Without including the pictures, copy out every line below.

......

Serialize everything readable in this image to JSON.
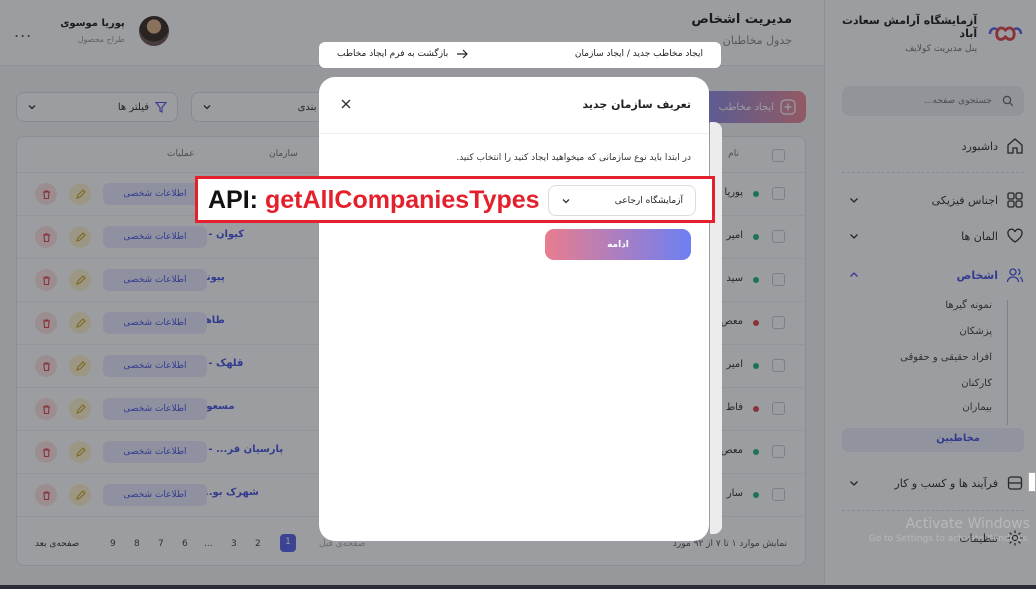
{
  "sidebar": {
    "brand": {
      "title": "آزمایشگاه آرامش سعادت آباد",
      "subtitle": "پنل مدیریت کولایف"
    },
    "search_placeholder": "جستجوی صفحه...",
    "items": [
      {
        "label": "داشبورد"
      },
      {
        "label": "اجناس فیزیکی"
      },
      {
        "label": "المان ها"
      },
      {
        "label": "اشخاص"
      },
      {
        "label": "فرآیند ها و کسب و کار"
      },
      {
        "label": "تنظیمات"
      }
    ],
    "sub_items": [
      {
        "label": "نمونه گیرها"
      },
      {
        "label": "پزشکان"
      },
      {
        "label": "افراد حقیقی و حقوقی"
      },
      {
        "label": "کارکنان"
      },
      {
        "label": "بیماران"
      },
      {
        "label": "مخاطبین"
      }
    ]
  },
  "header": {
    "title": "مدیریت اشخاص",
    "subtitle": "جدول مخاطبان",
    "user": {
      "name": "پوریا موسوی",
      "role": "طراح محصول"
    },
    "more": "..."
  },
  "toolbar": {
    "filters_label": "فیلتر ها",
    "group_label": "گروه بندی",
    "create_label": "ایجاد مخاطب"
  },
  "table": {
    "columns": {
      "name": "نام",
      "org": "سازمان",
      "actions": "عملیات"
    },
    "info_label": "اطلاعات شخصی",
    "rows": [
      {
        "name": "پوریا",
        "org": "",
        "status": "#25b77a"
      },
      {
        "name": "امیر",
        "org": "کیوان - ش.ک",
        "status": "#25b77a"
      },
      {
        "name": "سید",
        "org": "پیوند - ا.ر",
        "status": "#25b77a"
      },
      {
        "name": "معص",
        "org": "طاها - ا.ر",
        "status": "#e0464e"
      },
      {
        "name": "امیر",
        "org": "قلهک - ش.ک",
        "status": "#25b77a"
      },
      {
        "name": "فاط",
        "org": "مسعود - ا.ر",
        "status": "#e0464e"
      },
      {
        "name": "معص",
        "org": "پارسیان فر... - ش.ک",
        "status": "#25b77a"
      },
      {
        "name": "سار",
        "org": "شهرک بو... - ا.ر",
        "status": "#25b77a"
      }
    ],
    "pager": {
      "next_label": "صفحه‌ی بعد",
      "prev_label": "صفحه‌ی قبل",
      "pages": [
        "9",
        "8",
        "7",
        "6",
        "...",
        "3",
        "2",
        "1"
      ],
      "current": "1",
      "summary": "نمایش موارد ۱ تا ۷ از ۹۲ مورد"
    }
  },
  "breadcrumb_bar": {
    "path": "ایجاد مخاطب جدید / ایجاد سازمان",
    "back_label": "بازگشت به فرم ایجاد مخاطب"
  },
  "modal": {
    "title": "تعریف سازمان جدید",
    "description": "در ابتدا باید نوع سازمانی که میخواهید ایجاد کنید را انتخاب کنید.",
    "select_value": "آزمایشگاه ارجاعی",
    "continue_label": "ادامه"
  },
  "annotation": {
    "prefix": "API: ",
    "api_name": "getAllCompaniesTypes"
  },
  "watermark": {
    "line1": "Activate Windows",
    "line2": "Go to Settings to activate Windows."
  },
  "colors": {
    "accent": "#4a56e2",
    "danger": "#e3202b",
    "success": "#25b77a"
  }
}
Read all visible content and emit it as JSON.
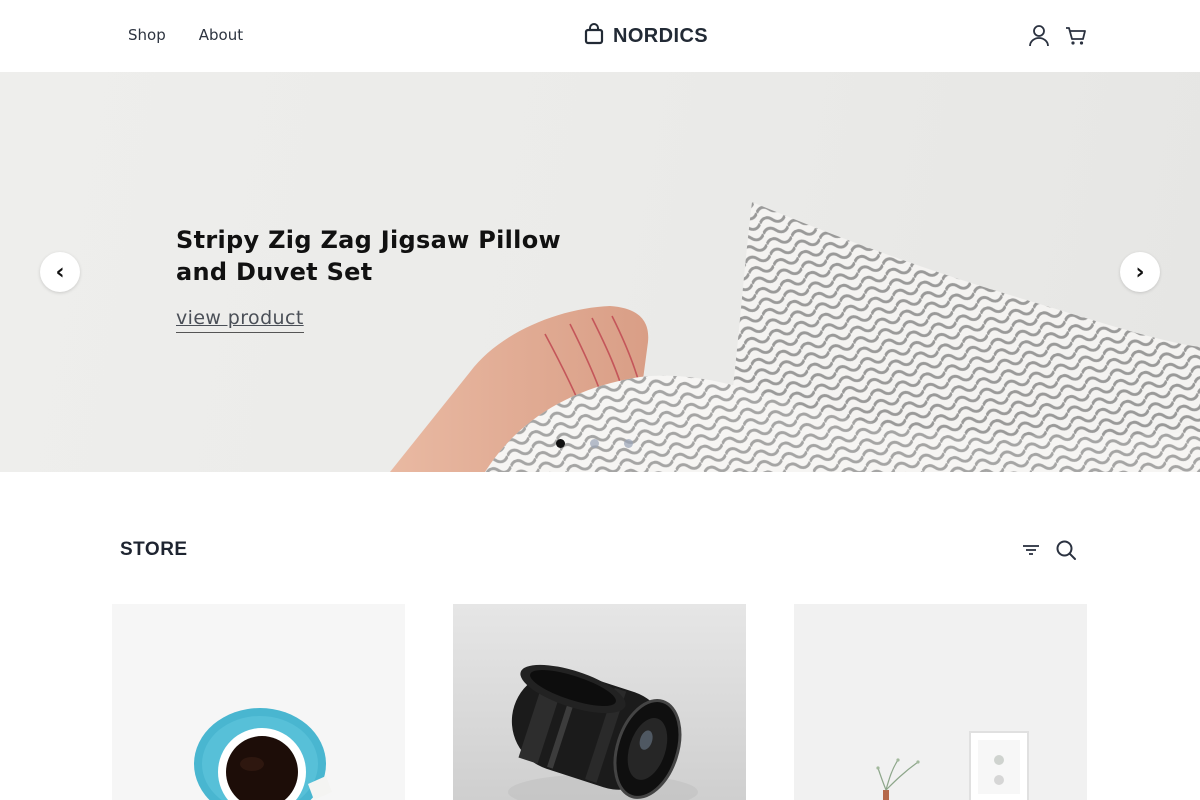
{
  "header": {
    "nav": [
      {
        "label": "Shop"
      },
      {
        "label": "About"
      }
    ],
    "logo_text": "NORDICS",
    "icons": [
      "bag-icon",
      "user-icon",
      "cart-icon"
    ]
  },
  "hero": {
    "title": "Stripy Zig Zag Jigsaw Pillow and Duvet Set",
    "link_label": "view product",
    "prev_label": "‹",
    "next_label": "›",
    "slide_count": 3,
    "active_slide": 1
  },
  "store": {
    "title": "STORE",
    "tool_icons": [
      "filter-icon",
      "search-icon"
    ],
    "products": [
      {
        "image": "blue-coffee-cup"
      },
      {
        "image": "camera-lens"
      },
      {
        "image": "plant-and-frame"
      }
    ]
  },
  "colors": {
    "text": "#1f2530",
    "hero_bg": "#ecebe9",
    "accent_blue": "#49b6d0"
  }
}
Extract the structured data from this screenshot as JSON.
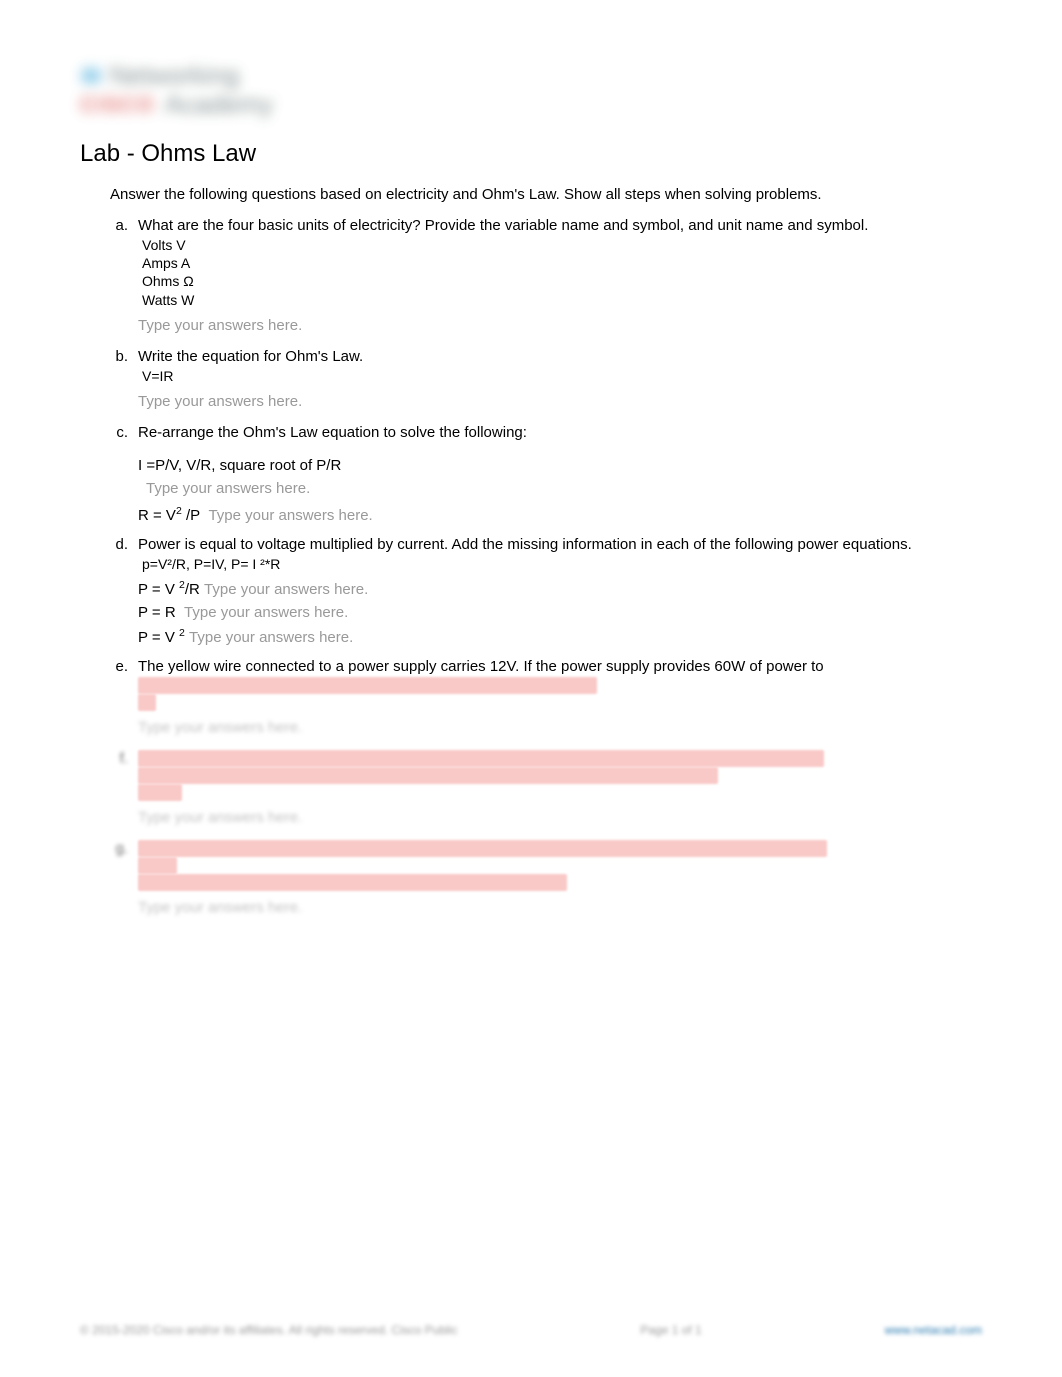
{
  "logo": {
    "brand_icon": "cisco-bars-icon",
    "word1": "Networking",
    "brand_word": "CISCO",
    "word2": "Academy"
  },
  "title": "Lab - Ohms Law",
  "intro": "Answer the following questions based on electricity and Ohm's Law. Show all steps when solving problems.",
  "placeholder_text": "Type your answers here.",
  "questions": {
    "a": {
      "letter": "a.",
      "text": "What are the four basic units of electricity? Provide the variable name and symbol, and unit name and symbol.",
      "answer_lines": [
        "Volts V",
        "Amps A",
        "Ohms Ω",
        "Watts W"
      ]
    },
    "b": {
      "letter": "b.",
      "text": "Write the equation for Ohm's Law.",
      "answer_lines": [
        "V=IR"
      ]
    },
    "c": {
      "letter": "c.",
      "text": "Re-arrange the Ohm's Law equation to solve the following:",
      "sub_i": "I =P/V, V/R, square root of P/R",
      "sub_r_prefix": "R = V",
      "sub_r_suffix": " /P"
    },
    "d": {
      "letter": "d.",
      "text": "Power is equal to voltage multiplied by current. Add the missing information in each of the following power equations.",
      "answer_top": "p=V²/R, P=IV, P= I ²*R",
      "line1_prefix": "P = V ",
      "line1_mid": "/R",
      "line2_prefix": "P = R",
      "line3_prefix": "P = V "
    },
    "e": {
      "letter": "e.",
      "text": "The yellow wire connected to a power supply carries 12V. If the power supply provides 60W of power to"
    },
    "f": {
      "letter": "f."
    },
    "g": {
      "letter": "g."
    }
  },
  "footer": {
    "left": "© 2015-2020 Cisco and/or its affiliates. All rights reserved. Cisco Public",
    "mid": "Page 1 of 1",
    "right": "www.netacad.com"
  }
}
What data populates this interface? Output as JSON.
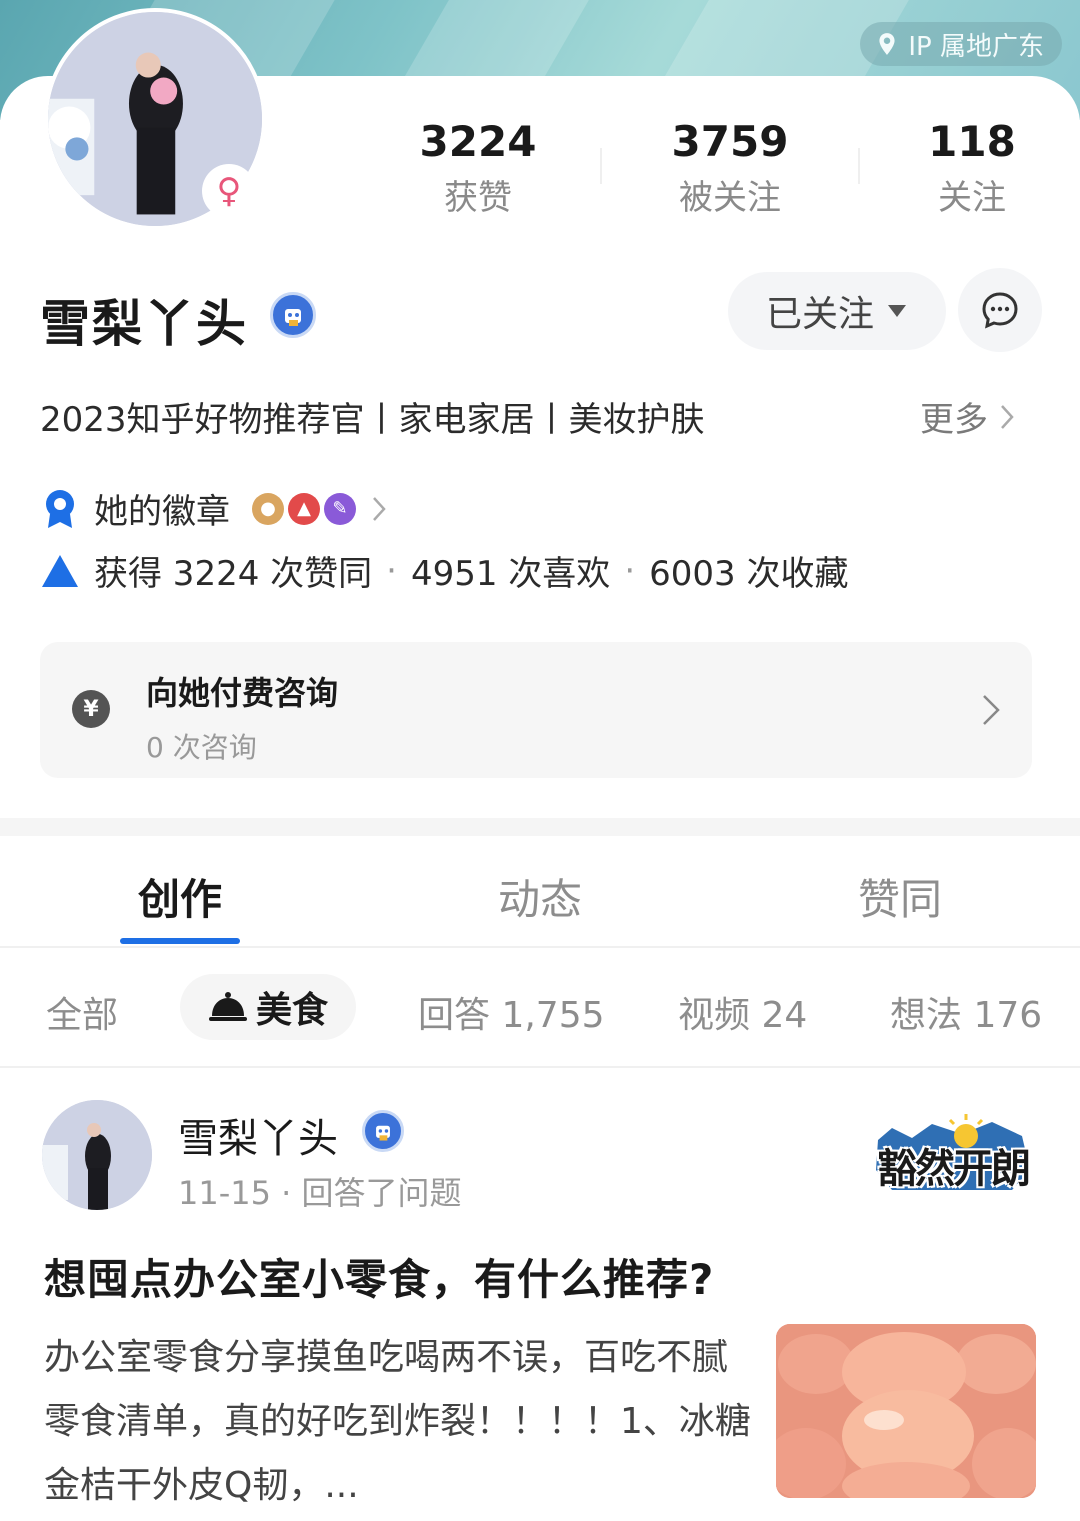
{
  "header": {
    "ip_location": "IP 属地广东"
  },
  "profile": {
    "name": "雪梨丫头",
    "gender_symbol": "♀",
    "stats": [
      {
        "value": "3224",
        "label": "获赞"
      },
      {
        "value": "3759",
        "label": "被关注"
      },
      {
        "value": "118",
        "label": "关注"
      }
    ],
    "follow_label": "已关注",
    "bio": "2023知乎好物推荐官丨家电家居丨美妆护肤",
    "more_label": "更多",
    "badges_label": "她的徽章",
    "achievements": {
      "likes": "获得 3224 次赞同",
      "favorites": "4951 次喜欢",
      "collections": "6003 次收藏",
      "separator": "·"
    },
    "consult": {
      "title": "向她付费咨询",
      "count": "0 次咨询",
      "currency_symbol": "¥"
    }
  },
  "tabs": [
    {
      "label": "创作",
      "active": true
    },
    {
      "label": "动态",
      "active": false
    },
    {
      "label": "赞同",
      "active": false
    }
  ],
  "filters": {
    "all": "全部",
    "food": "美食",
    "answers": "回答 1,755",
    "videos": "视频 24",
    "thoughts": "想法 176"
  },
  "post": {
    "author": "雪梨丫头",
    "meta": "11-15 · 回答了问题",
    "sticker_text": "豁然开朗",
    "title": "想囤点办公室小零食，有什么推荐?",
    "excerpt": "办公室零食分享摸鱼吃喝两不误，百吃不腻零食清单，真的好吃到炸裂！！！！1、冰糖金桔干外皮Q韧，..."
  },
  "colors": {
    "accent": "#1e6fe5",
    "banner": "#7fc3c8",
    "gender": "#e8567a",
    "verify": "#3c72d9"
  }
}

......

Exercise output:
Serialize everything readable in this image to JSON.
{
  "sidebar": {
    "brand": {
      "title": "آزمایشگاه آرامش سعادت آباد",
      "subtitle": "پنل مدیریت کولایف"
    },
    "search_placeholder": "جستجوی صفحه...",
    "items": [
      {
        "label": "داشبورد"
      },
      {
        "label": "اجناس فیزیکی"
      },
      {
        "label": "المان ها"
      },
      {
        "label": "اشخاص"
      },
      {
        "label": "فرآیند ها و کسب و کار"
      },
      {
        "label": "تنظیمات"
      }
    ],
    "sub_items": [
      {
        "label": "نمونه گیرها"
      },
      {
        "label": "پزشکان"
      },
      {
        "label": "افراد حقیقی و حقوقی"
      },
      {
        "label": "کارکنان"
      },
      {
        "label": "بیماران"
      },
      {
        "label": "مخاطبین"
      }
    ]
  },
  "header": {
    "title": "مدیریت اشخاص",
    "subtitle": "جدول مخاطبان",
    "user": {
      "name": "پوریا موسوی",
      "role": "طراح محصول"
    },
    "more": "..."
  },
  "toolbar": {
    "filters_label": "فیلتر ها",
    "group_label": "گروه بندی",
    "create_label": "ایجاد مخاطب"
  },
  "table": {
    "columns": {
      "name": "نام",
      "org": "سازمان",
      "actions": "عملیات"
    },
    "info_label": "اطلاعات شخصی",
    "rows": [
      {
        "name": "پوریا",
        "org": "",
        "status": "#25b77a"
      },
      {
        "name": "امیر",
        "org": "کیوان - ش.ک",
        "status": "#25b77a"
      },
      {
        "name": "سید",
        "org": "پیوند - ا.ر",
        "status": "#25b77a"
      },
      {
        "name": "معص",
        "org": "طاها - ا.ر",
        "status": "#e0464e"
      },
      {
        "name": "امیر",
        "org": "قلهک - ش.ک",
        "status": "#25b77a"
      },
      {
        "name": "فاط",
        "org": "مسعود - ا.ر",
        "status": "#e0464e"
      },
      {
        "name": "معص",
        "org": "پارسیان فر... - ش.ک",
        "status": "#25b77a"
      },
      {
        "name": "سار",
        "org": "شهرک بو... - ا.ر",
        "status": "#25b77a"
      }
    ],
    "pager": {
      "next_label": "صفحه‌ی بعد",
      "prev_label": "صفحه‌ی قبل",
      "pages": [
        "9",
        "8",
        "7",
        "6",
        "...",
        "3",
        "2",
        "1"
      ],
      "current": "1",
      "summary": "نمایش موارد ۱ تا ۷ از ۹۲ مورد"
    }
  },
  "breadcrumb_bar": {
    "path": "ایجاد مخاطب جدید / ایجاد سازمان",
    "back_label": "بازگشت به فرم ایجاد مخاطب"
  },
  "modal": {
    "title": "تعریف سازمان جدید",
    "description": "در ابتدا باید نوع سازمانی که میخواهید ایجاد کنید را انتخاب کنید.",
    "select_value": "آزمایشگاه ارجاعی",
    "continue_label": "ادامه"
  },
  "annotation": {
    "prefix": "API: ",
    "api_name": "getAllCompaniesTypes"
  },
  "watermark": {
    "line1": "Activate Windows",
    "line2": "Go to Settings to activate Windows."
  },
  "colors": {
    "accent": "#4a56e2",
    "danger": "#e3202b",
    "success": "#25b77a"
  }
}
Read all visible content and emit it as JSON.
{
  "header": {
    "nav": [
      {
        "label": "Shop"
      },
      {
        "label": "About"
      }
    ],
    "logo_text": "NORDICS",
    "icons": [
      "bag-icon",
      "user-icon",
      "cart-icon"
    ]
  },
  "hero": {
    "title": "Stripy Zig Zag Jigsaw Pillow and Duvet Set",
    "link_label": "view product",
    "prev_label": "‹",
    "next_label": "›",
    "slide_count": 3,
    "active_slide": 1
  },
  "store": {
    "title": "STORE",
    "tool_icons": [
      "filter-icon",
      "search-icon"
    ],
    "products": [
      {
        "image": "blue-coffee-cup"
      },
      {
        "image": "camera-lens"
      },
      {
        "image": "plant-and-frame"
      }
    ]
  },
  "colors": {
    "text": "#1f2530",
    "hero_bg": "#ecebe9",
    "accent_blue": "#49b6d0"
  }
}
Extract the structured data from this screenshot as JSON.
{
  "logo": {
    "brand_icon": "cisco-bars-icon",
    "word1": "Networking",
    "brand_word": "CISCO",
    "word2": "Academy"
  },
  "title": "Lab - Ohms Law",
  "intro": "Answer the following questions based on electricity and Ohm's Law. Show all steps when solving problems.",
  "placeholder_text": "Type your answers here.",
  "questions": {
    "a": {
      "letter": "a.",
      "text": "What are the four basic units of electricity? Provide the variable name and symbol, and unit name and symbol.",
      "answer_lines": [
        "Volts V",
        "Amps A",
        "Ohms Ω",
        "Watts W"
      ]
    },
    "b": {
      "letter": "b.",
      "text": "Write the equation for Ohm's Law.",
      "answer_lines": [
        "V=IR"
      ]
    },
    "c": {
      "letter": "c.",
      "text": "Re-arrange the Ohm's Law equation to solve the following:",
      "sub_i": "I =P/V, V/R, square root of P/R",
      "sub_r_prefix": "R = V",
      "sub_r_suffix": " /P"
    },
    "d": {
      "letter": "d.",
      "text": "Power is equal to voltage multiplied by current. Add the missing information in each of the following power equations.",
      "answer_top": "p=V²/R, P=IV, P= I ²*R",
      "line1_prefix": "P = V ",
      "line1_mid": "/R",
      "line2_prefix": "P = R",
      "line3_prefix": "P = V "
    },
    "e": {
      "letter": "e.",
      "text": "The yellow wire connected to a power supply carries 12V. If the power supply provides 60W of power to"
    },
    "f": {
      "letter": "f."
    },
    "g": {
      "letter": "g."
    }
  },
  "footer": {
    "left": "© 2015-2020 Cisco and/or its affiliates. All rights reserved. Cisco Public",
    "mid": "Page 1 of 1",
    "right": "www.netacad.com"
  }
}
What data populates this interface? Output as JSON.
{
  "header": {
    "ip_location": "IP 属地广东"
  },
  "profile": {
    "name": "雪梨丫头",
    "gender_symbol": "♀",
    "stats": [
      {
        "value": "3224",
        "label": "获赞"
      },
      {
        "value": "3759",
        "label": "被关注"
      },
      {
        "value": "118",
        "label": "关注"
      }
    ],
    "follow_label": "已关注",
    "bio": "2023知乎好物推荐官丨家电家居丨美妆护肤",
    "more_label": "更多",
    "badges_label": "她的徽章",
    "achievements": {
      "likes": "获得 3224 次赞同",
      "favorites": "4951 次喜欢",
      "collections": "6003 次收藏",
      "separator": "·"
    },
    "consult": {
      "title": "向她付费咨询",
      "count": "0 次咨询",
      "currency_symbol": "¥"
    }
  },
  "tabs": [
    {
      "label": "创作",
      "active": true
    },
    {
      "label": "动态",
      "active": false
    },
    {
      "label": "赞同",
      "active": false
    }
  ],
  "filters": {
    "all": "全部",
    "food": "美食",
    "answers": "回答 1,755",
    "videos": "视频 24",
    "thoughts": "想法 176"
  },
  "post": {
    "author": "雪梨丫头",
    "meta": "11-15 · 回答了问题",
    "sticker_text": "豁然开朗",
    "title": "想囤点办公室小零食，有什么推荐?",
    "excerpt": "办公室零食分享摸鱼吃喝两不误，百吃不腻零食清单，真的好吃到炸裂！！！！1、冰糖金桔干外皮Q韧，..."
  },
  "colors": {
    "accent": "#1e6fe5",
    "banner": "#7fc3c8",
    "gender": "#e8567a",
    "verify": "#3c72d9"
  }
}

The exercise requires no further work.